▶ SET EXERCISE: Quote the whole listing word for word, please.

▶ DATA:
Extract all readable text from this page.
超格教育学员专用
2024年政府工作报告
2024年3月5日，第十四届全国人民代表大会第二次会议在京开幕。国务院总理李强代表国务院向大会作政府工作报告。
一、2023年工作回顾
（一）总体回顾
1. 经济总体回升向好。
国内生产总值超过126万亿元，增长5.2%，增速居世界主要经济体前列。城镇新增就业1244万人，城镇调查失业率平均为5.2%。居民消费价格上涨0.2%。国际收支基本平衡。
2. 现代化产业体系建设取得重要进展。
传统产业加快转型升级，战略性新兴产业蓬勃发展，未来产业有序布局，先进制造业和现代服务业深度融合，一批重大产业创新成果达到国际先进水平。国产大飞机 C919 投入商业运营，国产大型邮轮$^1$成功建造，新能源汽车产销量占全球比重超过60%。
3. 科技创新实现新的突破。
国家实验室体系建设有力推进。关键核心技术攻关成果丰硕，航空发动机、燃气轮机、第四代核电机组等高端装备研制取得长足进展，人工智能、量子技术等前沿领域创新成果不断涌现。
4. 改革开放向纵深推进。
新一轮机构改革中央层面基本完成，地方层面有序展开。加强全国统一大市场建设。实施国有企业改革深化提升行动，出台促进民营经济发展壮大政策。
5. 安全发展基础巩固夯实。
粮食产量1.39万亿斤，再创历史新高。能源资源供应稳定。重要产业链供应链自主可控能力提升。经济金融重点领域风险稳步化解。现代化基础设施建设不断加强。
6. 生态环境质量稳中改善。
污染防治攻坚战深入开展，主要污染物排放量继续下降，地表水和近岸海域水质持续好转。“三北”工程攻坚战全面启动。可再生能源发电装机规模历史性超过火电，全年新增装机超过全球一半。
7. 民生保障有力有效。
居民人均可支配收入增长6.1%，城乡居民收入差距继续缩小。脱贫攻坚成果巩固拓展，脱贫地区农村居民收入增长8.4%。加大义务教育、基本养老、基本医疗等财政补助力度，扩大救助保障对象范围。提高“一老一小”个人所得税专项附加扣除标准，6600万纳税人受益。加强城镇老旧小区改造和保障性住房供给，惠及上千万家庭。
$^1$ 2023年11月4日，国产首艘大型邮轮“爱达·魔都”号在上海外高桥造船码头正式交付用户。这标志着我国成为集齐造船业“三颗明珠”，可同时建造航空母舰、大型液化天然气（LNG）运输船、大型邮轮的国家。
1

▶ WRITTEN ANSWER:
Extract all readable text from this page.
超格教育学员专用
2024年政府工作报告
2024年3月5日，第十四届全国人民代表大会第二次会议在京开幕。国务院总理李强代表国务院向大会作政府工作报告。
一、2023年工作回顾
（一）总体回顾
1. 经济总体回升向好。
国内生产总值超过126万亿元，增长5.2%，增速居世界主要经济体前列。城镇新增就业1244万人，城镇调查失业率平均为5.2%。居民消费价格上涨0.2%。国际收支基本平衡。
2. 现代化产业体系建设取得重要进展。
传统产业加快转型升级，战略性新兴产业蓬勃发展，未来产业有序布局，先进制造业和现代服务业深度融合，一批重大产业创新成果达到国际先进水平。国产大飞机 C919 投入商业运营，国产大型邮轮$^1$成功建造，新能源汽车产销量占全球比重超过60%。
3. 科技创新实现新的突破。
国家实验室体系建设有力推进。关键核心技术攻关成果丰硕，航空发动机、燃气轮机、第四代核电机组等高端装备研制取得长足进展，人工智能、量子技术等前沿领域创新成果不断涌现。
4. 改革开放向纵深推进。
新一轮机构改革中央层面基本完成，地方层面有序展开。加强全国统一大市场建设。实施国有企业改革深化提升行动，出台促进民营经济发展壮大政策。
5. 安全发展基础巩固夯实。
粮食产量1.39万亿斤，再创历史新高。能源资源供应稳定。重要产业链供应链自主可控能力提升。经济金融重点领域风险稳步化解。现代化基础设施建设不断加强。
6. 生态环境质量稳中改善。
污染防治攻坚战深入开展，主要污染物排放量继续下降，地表水和近岸海域水质持续好转。“三北”工程攻坚战全面启动。可再生能源发电装机规模历史性超过火电，全年新增装机超过全球一半。
7. 民生保障有力有效。
居民人均可支配收入增长6.1%，城乡居民收入差距继续缩小。脱贫攻坚成果巩固拓展，脱贫地区农村居民收入增长8.4%。加大义务教育、基本养老、基本医疗等财政补助力度，扩大救助保障对象范围。提高“一老一小”个人所得税专项附加扣除标准，6600万纳税人受益。加强城镇老旧小区改造和保障性住房供给，惠及上千万家庭。
$^1$ 2023年11月4日，国产首艘大型邮轮“爱达·魔都”号在上海外高桥造船码头正式交付用户。这标志着我国成为集齐造船业“三颗明珠”，可同时建造航空母舰、大型液化天然气（LNG）运输船、大型邮轮的国家。
1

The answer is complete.